== Input rows

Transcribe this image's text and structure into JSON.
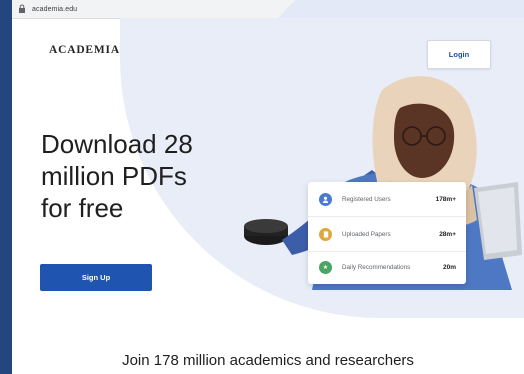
{
  "browser": {
    "url": "academia.edu",
    "icons": [
      "share-icon",
      "star-icon",
      "extension-icon",
      "menu-icon"
    ]
  },
  "header": {
    "logo": "ACADEMIA",
    "login_label": "Login"
  },
  "hero": {
    "headline_lines": [
      "Download 28",
      "million PDFs",
      "for free"
    ],
    "signup_label": "Sign Up"
  },
  "stats": [
    {
      "label": "Registered Users",
      "value": "178m+",
      "icon": "user-icon",
      "color": "#4a7bd0"
    },
    {
      "label": "Uploaded Papers",
      "value": "28m+",
      "icon": "paper-icon",
      "color": "#e0a83a"
    },
    {
      "label": "Daily Recommendations",
      "value": "20m",
      "icon": "star-icon",
      "color": "#4aa564"
    }
  ],
  "footer": {
    "tagline": "Join 178 million academics and researchers"
  },
  "colors": {
    "frame": "#24467e",
    "accent": "#1f54b0"
  }
}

====

Task goal ▸
Transcribe all the lines above exactly, apart from the pictures.

Answer for the task ▸
Transcribe this image's text and structure into JSON.
{
  "browser": {
    "url": "academia.edu",
    "icons": [
      "share-icon",
      "star-icon",
      "extension-icon",
      "menu-icon"
    ]
  },
  "header": {
    "logo": "ACADEMIA",
    "login_label": "Login"
  },
  "hero": {
    "headline_lines": [
      "Download 28",
      "million PDFs",
      "for free"
    ],
    "signup_label": "Sign Up"
  },
  "stats": [
    {
      "label": "Registered Users",
      "value": "178m+",
      "icon": "user-icon",
      "color": "#4a7bd0"
    },
    {
      "label": "Uploaded Papers",
      "value": "28m+",
      "icon": "paper-icon",
      "color": "#e0a83a"
    },
    {
      "label": "Daily Recommendations",
      "value": "20m",
      "icon": "star-icon",
      "color": "#4aa564"
    }
  ],
  "footer": {
    "tagline": "Join 178 million academics and researchers"
  },
  "colors": {
    "frame": "#24467e",
    "accent": "#1f54b0"
  }
}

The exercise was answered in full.